> **REQUIRED TASK**
Print out the material that follows word for word.

::::::::

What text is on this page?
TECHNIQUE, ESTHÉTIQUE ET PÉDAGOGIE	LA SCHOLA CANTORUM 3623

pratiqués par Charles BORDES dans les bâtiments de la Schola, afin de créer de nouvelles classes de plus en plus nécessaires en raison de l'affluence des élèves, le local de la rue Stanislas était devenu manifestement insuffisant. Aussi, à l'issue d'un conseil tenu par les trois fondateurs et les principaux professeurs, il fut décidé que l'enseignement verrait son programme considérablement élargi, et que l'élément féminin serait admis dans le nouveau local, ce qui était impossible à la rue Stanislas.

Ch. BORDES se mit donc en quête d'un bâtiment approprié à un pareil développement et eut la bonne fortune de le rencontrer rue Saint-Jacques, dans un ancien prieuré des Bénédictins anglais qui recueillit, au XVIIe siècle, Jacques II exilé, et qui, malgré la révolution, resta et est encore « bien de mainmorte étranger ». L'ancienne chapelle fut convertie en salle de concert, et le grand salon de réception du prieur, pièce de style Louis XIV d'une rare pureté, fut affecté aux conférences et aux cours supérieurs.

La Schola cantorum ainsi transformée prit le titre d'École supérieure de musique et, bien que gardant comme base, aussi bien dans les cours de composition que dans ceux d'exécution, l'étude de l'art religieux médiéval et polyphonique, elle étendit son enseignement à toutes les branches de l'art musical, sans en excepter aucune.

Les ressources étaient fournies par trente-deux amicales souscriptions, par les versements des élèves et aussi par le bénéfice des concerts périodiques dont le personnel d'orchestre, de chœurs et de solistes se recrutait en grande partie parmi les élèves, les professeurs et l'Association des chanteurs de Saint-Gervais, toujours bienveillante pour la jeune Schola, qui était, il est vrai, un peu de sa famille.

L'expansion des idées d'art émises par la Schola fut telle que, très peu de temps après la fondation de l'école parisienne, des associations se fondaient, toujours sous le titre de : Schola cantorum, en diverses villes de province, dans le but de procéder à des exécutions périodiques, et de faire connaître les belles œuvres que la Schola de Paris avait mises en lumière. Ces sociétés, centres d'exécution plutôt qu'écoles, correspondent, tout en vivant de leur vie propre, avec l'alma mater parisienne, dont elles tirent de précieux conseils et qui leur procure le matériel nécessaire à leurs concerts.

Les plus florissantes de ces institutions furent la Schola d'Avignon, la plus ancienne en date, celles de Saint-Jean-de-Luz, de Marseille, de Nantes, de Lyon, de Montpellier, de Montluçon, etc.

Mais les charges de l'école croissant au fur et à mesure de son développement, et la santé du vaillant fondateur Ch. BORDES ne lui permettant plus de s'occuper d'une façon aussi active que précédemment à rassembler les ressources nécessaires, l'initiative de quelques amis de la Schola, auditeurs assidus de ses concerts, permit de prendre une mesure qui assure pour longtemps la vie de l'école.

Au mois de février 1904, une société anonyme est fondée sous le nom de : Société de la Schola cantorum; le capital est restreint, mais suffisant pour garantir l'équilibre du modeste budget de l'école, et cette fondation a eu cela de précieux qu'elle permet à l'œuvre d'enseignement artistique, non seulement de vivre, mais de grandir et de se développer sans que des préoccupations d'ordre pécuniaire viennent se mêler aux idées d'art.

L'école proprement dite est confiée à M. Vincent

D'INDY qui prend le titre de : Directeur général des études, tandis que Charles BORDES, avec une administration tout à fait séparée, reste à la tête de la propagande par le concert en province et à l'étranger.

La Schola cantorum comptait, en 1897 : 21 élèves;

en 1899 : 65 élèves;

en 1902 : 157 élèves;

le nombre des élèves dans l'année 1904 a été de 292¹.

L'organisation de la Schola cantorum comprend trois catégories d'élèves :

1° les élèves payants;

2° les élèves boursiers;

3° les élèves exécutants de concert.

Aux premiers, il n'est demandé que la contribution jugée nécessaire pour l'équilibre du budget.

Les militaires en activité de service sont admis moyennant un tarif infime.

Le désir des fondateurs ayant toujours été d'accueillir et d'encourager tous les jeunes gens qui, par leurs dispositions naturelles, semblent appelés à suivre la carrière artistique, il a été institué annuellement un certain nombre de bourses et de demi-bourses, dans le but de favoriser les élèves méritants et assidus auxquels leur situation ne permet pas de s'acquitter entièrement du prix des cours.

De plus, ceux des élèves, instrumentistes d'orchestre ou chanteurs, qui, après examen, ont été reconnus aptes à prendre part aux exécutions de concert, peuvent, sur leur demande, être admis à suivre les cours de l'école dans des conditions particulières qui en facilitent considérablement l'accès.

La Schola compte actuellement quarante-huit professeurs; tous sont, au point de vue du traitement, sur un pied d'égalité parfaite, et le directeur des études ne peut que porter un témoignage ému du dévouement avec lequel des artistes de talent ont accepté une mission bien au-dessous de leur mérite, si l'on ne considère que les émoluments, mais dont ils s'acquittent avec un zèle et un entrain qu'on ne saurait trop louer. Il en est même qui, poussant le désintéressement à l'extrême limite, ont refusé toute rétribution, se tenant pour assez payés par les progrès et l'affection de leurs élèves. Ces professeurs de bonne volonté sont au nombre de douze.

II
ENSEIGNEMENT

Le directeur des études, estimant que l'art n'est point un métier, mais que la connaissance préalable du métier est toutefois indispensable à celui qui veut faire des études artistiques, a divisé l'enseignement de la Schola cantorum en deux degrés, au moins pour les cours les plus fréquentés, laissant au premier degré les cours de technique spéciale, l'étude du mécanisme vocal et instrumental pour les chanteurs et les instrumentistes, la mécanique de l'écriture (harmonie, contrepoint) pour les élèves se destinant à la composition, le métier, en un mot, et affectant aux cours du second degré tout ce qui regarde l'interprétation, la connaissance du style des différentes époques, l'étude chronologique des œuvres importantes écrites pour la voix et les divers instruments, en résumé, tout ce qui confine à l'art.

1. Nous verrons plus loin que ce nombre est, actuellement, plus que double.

::::::::

> **TASK ANSWER**
What text is on this page?
TECHNIQUE, ESTHÉTIQUE ET PÉDAGOGIE	LA SCHOLA CANTORUM 3623

pratiqués par Charles BORDES dans les bâtiments de la Schola, afin de créer de nouvelles classes de plus en plus nécessaires en raison de l'affluence des élèves, le local de la rue Stanislas était devenu manifestement insuffisant. Aussi, à l'issue d'un conseil tenu par les trois fondateurs et les principaux professeurs, il fut décidé que l'enseignement verrait son programme considérablement élargi, et que l'élément féminin serait admis dans le nouveau local, ce qui était impossible à la rue Stanislas.

Ch. BORDES se mit donc en quête d'un bâtiment approprié à un pareil développement et eut la bonne fortune de le rencontrer rue Saint-Jacques, dans un ancien prieuré des Bénédictins anglais qui recueillit, au XVIIe siècle, Jacques II exilé, et qui, malgré la révolution, resta et est encore « bien de mainmorte étranger ». L'ancienne chapelle fut convertie en salle de concert, et le grand salon de réception du prieur, pièce de style Louis XIV d'une rare pureté, fut affecté aux conférences et aux cours supérieurs.

La Schola cantorum ainsi transformée prit le titre d'École supérieure de musique et, bien que gardant comme base, aussi bien dans les cours de composition que dans ceux d'exécution, l'étude de l'art religieux médiéval et polyphonique, elle étendit son enseignement à toutes les branches de l'art musical, sans en excepter aucune.

Les ressources étaient fournies par trente-deux amicales souscriptions, par les versements des élèves et aussi par le bénéfice des concerts périodiques dont le personnel d'orchestre, de chœurs et de solistes se recrutait en grande partie parmi les élèves, les professeurs et l'Association des chanteurs de Saint-Gervais, toujours bienveillante pour la jeune Schola, qui était, il est vrai, un peu de sa famille.

L'expansion des idées d'art émises par la Schola fut telle que, très peu de temps après la fondation de l'école parisienne, des associations se fondaient, toujours sous le titre de : Schola cantorum, en diverses villes de province, dans le but de procéder à des exécutions périodiques, et de faire connaître les belles œuvres que la Schola de Paris avait mises en lumière. Ces sociétés, centres d'exécution plutôt qu'écoles, correspondent, tout en vivant de leur vie propre, avec l'alma mater parisienne, dont elles tirent de précieux conseils et qui leur procure le matériel nécessaire à leurs concerts.

Les plus florissantes de ces institutions furent la Schola d'Avignon, la plus ancienne en date, celles de Saint-Jean-de-Luz, de Marseille, de Nantes, de Lyon, de Montpellier, de Montluçon, etc.

Mais les charges de l'école croissant au fur et à mesure de son développement, et la santé du vaillant fondateur Ch. BORDES ne lui permettant plus de s'occuper d'une façon aussi active que précédemment à rassembler les ressources nécessaires, l'initiative de quelques amis de la Schola, auditeurs assidus de ses concerts, permit de prendre une mesure qui assure pour longtemps la vie de l'école.

Au mois de février 1904, une société anonyme est fondée sous le nom de : Société de la Schola cantorum; le capital est restreint, mais suffisant pour garantir l'équilibre du modeste budget de l'école, et cette fondation a eu cela de précieux qu'elle permet à l'œuvre d'enseignement artistique, non seulement de vivre, mais de grandir et de se développer sans que des préoccupations d'ordre pécuniaire viennent se mêler aux idées d'art.

L'école proprement dite est confiée à M. Vincent

D'INDY qui prend le titre de : Directeur général des études, tandis que Charles BORDES, avec une administration tout à fait séparée, reste à la tête de la propagande par le concert en province et à l'étranger.

La Schola cantorum comptait, en 1897 : 21 élèves;

en 1899 : 65 élèves;

en 1902 : 157 élèves;

le nombre des élèves dans l'année 1904 a été de 292¹.

L'organisation de la Schola cantorum comprend trois catégories d'élèves :

1° les élèves payants;

2° les élèves boursiers;

3° les élèves exécutants de concert.

Aux premiers, il n'est demandé que la contribution jugée nécessaire pour l'équilibre du budget.

Les militaires en activité de service sont admis moyennant un tarif infime.

Le désir des fondateurs ayant toujours été d'accueillir et d'encourager tous les jeunes gens qui, par leurs dispositions naturelles, semblent appelés à suivre la carrière artistique, il a été institué annuellement un certain nombre de bourses et de demi-bourses, dans le but de favoriser les élèves méritants et assidus auxquels leur situation ne permet pas de s'acquitter entièrement du prix des cours.

De plus, ceux des élèves, instrumentistes d'orchestre ou chanteurs, qui, après examen, ont été reconnus aptes à prendre part aux exécutions de concert, peuvent, sur leur demande, être admis à suivre les cours de l'école dans des conditions particulières qui en facilitent considérablement l'accès.

La Schola compte actuellement quarante-huit professeurs; tous sont, au point de vue du traitement, sur un pied d'égalité parfaite, et le directeur des études ne peut que porter un témoignage ému du dévouement avec lequel des artistes de talent ont accepté une mission bien au-dessous de leur mérite, si l'on ne considère que les émoluments, mais dont ils s'acquittent avec un zèle et un entrain qu'on ne saurait trop louer. Il en est même qui, poussant le désintéressement à l'extrême limite, ont refusé toute rétribution, se tenant pour assez payés par les progrès et l'affection de leurs élèves. Ces professeurs de bonne volonté sont au nombre de douze.

II
ENSEIGNEMENT

Le directeur des études, estimant que l'art n'est point un métier, mais que la connaissance préalable du métier est toutefois indispensable à celui qui veut faire des études artistiques, a divisé l'enseignement de la Schola cantorum en deux degrés, au moins pour les cours les plus fréquentés, laissant au premier degré les cours de technique spéciale, l'étude du mécanisme vocal et instrumental pour les chanteurs et les instrumentistes, la mécanique de l'écriture (harmonie, contrepoint) pour les élèves se destinant à la composition, le métier, en un mot, et affectant aux cours du second degré tout ce qui regarde l'interprétation, la connaissance du style des différentes époques, l'étude chronologique des œuvres importantes écrites pour la voix et les divers instruments, en résumé, tout ce qui confine à l'art.

1. Nous verrons plus loin que ce nombre est, actuellement, plus que double.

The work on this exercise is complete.